[Records that describe figures]
-=-=-=-=-
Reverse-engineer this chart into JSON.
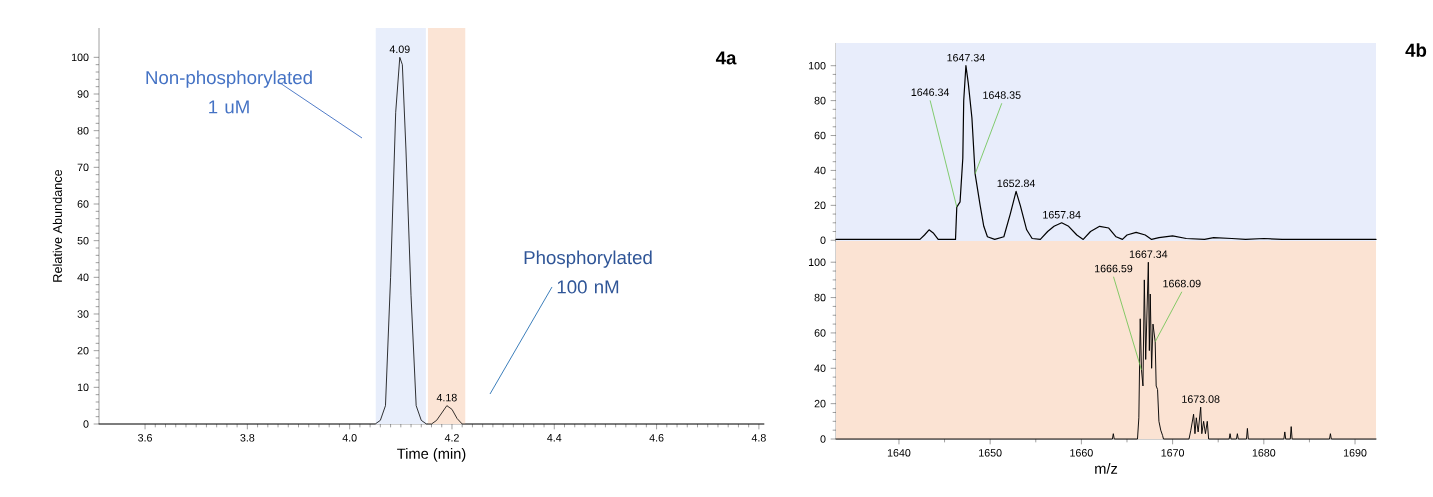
{
  "chart_data": [
    {
      "type": "line",
      "xlabel": "Time (min)",
      "ylabel": "Relative Abundance",
      "annotations": [
        "4a",
        "Non-phosphorylated  1 uM",
        "Phosphorylated 100 nM",
        {
          "text": "4.09",
          "x": 4.098,
          "y": 100
        },
        {
          "text": "4.18",
          "x": 4.19,
          "y": 5
        }
      ],
      "x": [
        3.51,
        4.05,
        4.06,
        4.07,
        4.08,
        4.09,
        4.098,
        4.103,
        4.11,
        4.12,
        4.13,
        4.14,
        4.15,
        4.16,
        4.17,
        4.18,
        4.19,
        4.2,
        4.21,
        4.22,
        4.81
      ],
      "values": [
        0,
        0,
        1,
        5,
        40,
        85,
        100,
        98,
        75,
        35,
        5,
        1,
        0,
        0,
        1,
        3,
        5,
        4,
        1.5,
        0,
        0
      ],
      "color": "#000000",
      "xlim": [
        3.51,
        4.81
      ],
      "ylim": [
        0,
        108
      ],
      "xticks": [
        3.6,
        3.8,
        {
          "value": 4.0,
          "label": "4.0"
        },
        4.2,
        4.4,
        4.6,
        4.8
      ],
      "yticks": [
        0,
        10,
        20,
        30,
        40,
        50,
        60,
        70,
        80,
        90,
        100
      ],
      "bands": [
        {
          "axis": "x",
          "from": 4.051,
          "to": 4.149,
          "color": "#e8eefb"
        },
        {
          "axis": "x",
          "from": 4.153,
          "to": 4.226,
          "color": "#fbe4d5"
        }
      ]
    },
    {
      "type": "line",
      "tick_labels": "y",
      "annotations": [
        "4b",
        {
          "text": "1647.34",
          "x": 1647.34,
          "y": 100
        },
        {
          "text": "1646.34",
          "x": 1646.34,
          "y": 19
        },
        {
          "text": "1648.35",
          "x": 1648.35,
          "y": 38
        },
        {
          "text": "1652.84",
          "x": 1652.84,
          "y": 28
        },
        {
          "text": "1657.84",
          "x": 1657.84,
          "y": 10
        }
      ],
      "x": [
        1633.1,
        1642.3,
        1642.8,
        1643.3,
        1643.8,
        1644.3,
        1646.2,
        1646.34,
        1646.7,
        1647.0,
        1647.1,
        1647.34,
        1647.6,
        1648.0,
        1648.35,
        1648.9,
        1649.3,
        1649.7,
        1650.5,
        1651.5,
        1652.2,
        1652.84,
        1653.3,
        1654.0,
        1654.6,
        1655.5,
        1656.3,
        1657.0,
        1657.84,
        1658.6,
        1659.5,
        1660.2,
        1661.0,
        1662.0,
        1663.0,
        1663.8,
        1664.5,
        1665.0,
        1666.0,
        1667.0,
        1667.7,
        1668.5,
        1670.0,
        1671.5,
        1673.5,
        1674.5,
        1676.5,
        1678.0,
        1680.0,
        1682.0,
        1692.3
      ],
      "values": [
        0.5,
        0.5,
        3,
        6,
        4,
        0.5,
        0.5,
        19,
        22,
        47,
        80,
        100,
        90,
        70,
        38,
        20,
        8,
        2,
        0.5,
        2,
        15,
        28,
        20,
        6,
        1,
        0.5,
        5,
        8,
        10,
        8,
        3,
        0.5,
        5,
        8,
        7,
        2,
        0.5,
        3,
        4.5,
        3,
        0.5,
        1.5,
        2.5,
        1,
        0.5,
        1.5,
        1,
        0.5,
        1,
        0.5,
        0.5
      ],
      "color": "#000000",
      "xlim": [
        1633.1,
        1692.3
      ],
      "ylim": [
        -1,
        113
      ],
      "yticks": [
        0,
        20,
        40,
        60,
        80,
        100
      ],
      "bands": [
        {
          "axis": "x",
          "from": 1633.1,
          "to": 1692.3,
          "color": "#e8edfb"
        }
      ]
    },
    {
      "type": "line",
      "xlabel": "m/z",
      "annotations": [
        {
          "text": "1667.34",
          "x": 1667.34,
          "y": 100
        },
        {
          "text": "1666.59",
          "x": 1666.59,
          "y": 39
        },
        {
          "text": "1668.09",
          "x": 1668.09,
          "y": 55
        },
        {
          "text": "1673.08",
          "x": 1673.08,
          "y": 18
        }
      ],
      "x": [
        1633.1,
        1663.4,
        1663.5,
        1663.6,
        1666.15,
        1666.3,
        1666.45,
        1666.59,
        1666.75,
        1666.9,
        1667.05,
        1667.34,
        1667.45,
        1667.55,
        1667.7,
        1667.85,
        1668.09,
        1668.2,
        1668.35,
        1668.5,
        1668.7,
        1668.9,
        1669.0,
        1671.8,
        1672.0,
        1672.3,
        1672.45,
        1672.6,
        1672.8,
        1673.08,
        1673.2,
        1673.4,
        1673.6,
        1673.8,
        1673.95,
        1676.2,
        1676.3,
        1676.4,
        1677.0,
        1677.1,
        1677.2,
        1678.1,
        1678.2,
        1678.3,
        1682.2,
        1682.3,
        1682.4,
        1682.9,
        1683.0,
        1683.1,
        1687.2,
        1687.3,
        1687.4,
        1692.3
      ],
      "values": [
        0,
        0,
        3,
        0,
        0,
        12,
        68,
        39,
        30,
        90,
        45,
        100,
        50,
        82,
        40,
        65,
        55,
        30,
        28,
        10,
        5,
        2,
        0,
        0,
        5,
        14,
        3,
        12,
        4,
        18,
        3,
        10,
        3,
        10,
        0,
        0,
        3,
        0,
        0,
        3,
        0,
        0,
        6,
        0,
        0,
        4,
        0,
        0,
        7,
        0,
        0,
        3,
        0,
        0
      ],
      "color": "#000000",
      "xlim": [
        1633.1,
        1692.3
      ],
      "ylim": [
        0,
        112
      ],
      "xticks": [
        1640,
        1650,
        1660,
        1670,
        1680,
        1690
      ],
      "yticks": [
        0,
        20,
        40,
        60,
        80,
        100
      ],
      "bands": [
        {
          "axis": "x",
          "from": 1633.1,
          "to": 1692.3,
          "color": "#fbe3d3"
        }
      ]
    }
  ]
}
-=-=-=-=-
List the lines of the material in which the word "from" occurs.

          "from": 4.051,
          "from": 4.153,
          "from": 1633.1,
          "from": 1633.1,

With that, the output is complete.